BRIEF
Provide only the number of lines in the records below that include "installé".

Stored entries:
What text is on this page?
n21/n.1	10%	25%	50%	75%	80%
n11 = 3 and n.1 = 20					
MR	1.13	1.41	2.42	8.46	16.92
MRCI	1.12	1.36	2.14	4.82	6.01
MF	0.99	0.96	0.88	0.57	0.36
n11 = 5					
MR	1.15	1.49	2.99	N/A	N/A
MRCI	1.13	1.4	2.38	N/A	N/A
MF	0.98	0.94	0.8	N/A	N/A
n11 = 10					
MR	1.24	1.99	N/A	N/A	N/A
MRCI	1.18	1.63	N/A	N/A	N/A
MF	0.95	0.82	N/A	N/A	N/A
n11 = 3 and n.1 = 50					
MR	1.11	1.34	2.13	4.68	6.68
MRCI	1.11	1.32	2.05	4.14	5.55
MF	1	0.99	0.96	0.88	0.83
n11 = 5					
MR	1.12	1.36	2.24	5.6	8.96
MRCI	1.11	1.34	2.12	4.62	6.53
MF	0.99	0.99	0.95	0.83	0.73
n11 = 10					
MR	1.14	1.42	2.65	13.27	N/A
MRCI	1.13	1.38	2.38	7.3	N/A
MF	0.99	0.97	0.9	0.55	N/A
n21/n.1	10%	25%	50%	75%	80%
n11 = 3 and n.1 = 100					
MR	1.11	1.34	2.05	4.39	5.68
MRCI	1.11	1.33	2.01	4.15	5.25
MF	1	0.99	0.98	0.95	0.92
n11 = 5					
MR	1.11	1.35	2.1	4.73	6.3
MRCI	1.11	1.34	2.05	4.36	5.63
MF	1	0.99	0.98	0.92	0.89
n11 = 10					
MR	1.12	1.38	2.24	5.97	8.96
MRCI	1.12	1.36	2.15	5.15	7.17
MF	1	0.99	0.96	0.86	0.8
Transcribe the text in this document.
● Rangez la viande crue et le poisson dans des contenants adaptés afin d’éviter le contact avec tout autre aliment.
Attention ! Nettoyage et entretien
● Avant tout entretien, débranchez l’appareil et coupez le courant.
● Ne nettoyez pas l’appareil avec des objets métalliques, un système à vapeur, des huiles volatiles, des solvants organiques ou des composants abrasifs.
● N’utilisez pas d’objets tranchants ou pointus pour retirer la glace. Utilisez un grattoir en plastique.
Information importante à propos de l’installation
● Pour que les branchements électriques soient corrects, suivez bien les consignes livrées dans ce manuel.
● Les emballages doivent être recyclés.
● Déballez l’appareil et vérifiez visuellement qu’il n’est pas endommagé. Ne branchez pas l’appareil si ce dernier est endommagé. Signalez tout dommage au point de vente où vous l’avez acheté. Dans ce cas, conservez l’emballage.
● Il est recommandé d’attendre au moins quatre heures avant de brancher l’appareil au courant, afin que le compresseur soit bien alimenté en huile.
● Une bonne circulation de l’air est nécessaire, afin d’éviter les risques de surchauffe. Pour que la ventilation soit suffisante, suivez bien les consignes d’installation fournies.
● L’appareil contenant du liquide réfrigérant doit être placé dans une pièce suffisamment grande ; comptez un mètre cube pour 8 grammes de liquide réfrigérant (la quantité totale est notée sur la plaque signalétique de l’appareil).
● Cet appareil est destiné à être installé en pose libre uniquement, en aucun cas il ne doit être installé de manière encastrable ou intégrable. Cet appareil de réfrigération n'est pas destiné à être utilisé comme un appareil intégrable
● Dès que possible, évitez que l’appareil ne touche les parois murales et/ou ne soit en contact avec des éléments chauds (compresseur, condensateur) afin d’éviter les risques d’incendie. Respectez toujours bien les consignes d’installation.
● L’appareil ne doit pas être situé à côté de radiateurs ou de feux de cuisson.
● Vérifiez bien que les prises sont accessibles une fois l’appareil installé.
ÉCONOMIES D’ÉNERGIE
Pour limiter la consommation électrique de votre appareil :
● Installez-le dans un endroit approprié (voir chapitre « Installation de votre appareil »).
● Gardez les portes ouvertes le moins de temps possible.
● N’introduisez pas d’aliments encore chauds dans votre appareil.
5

SOLUTION
2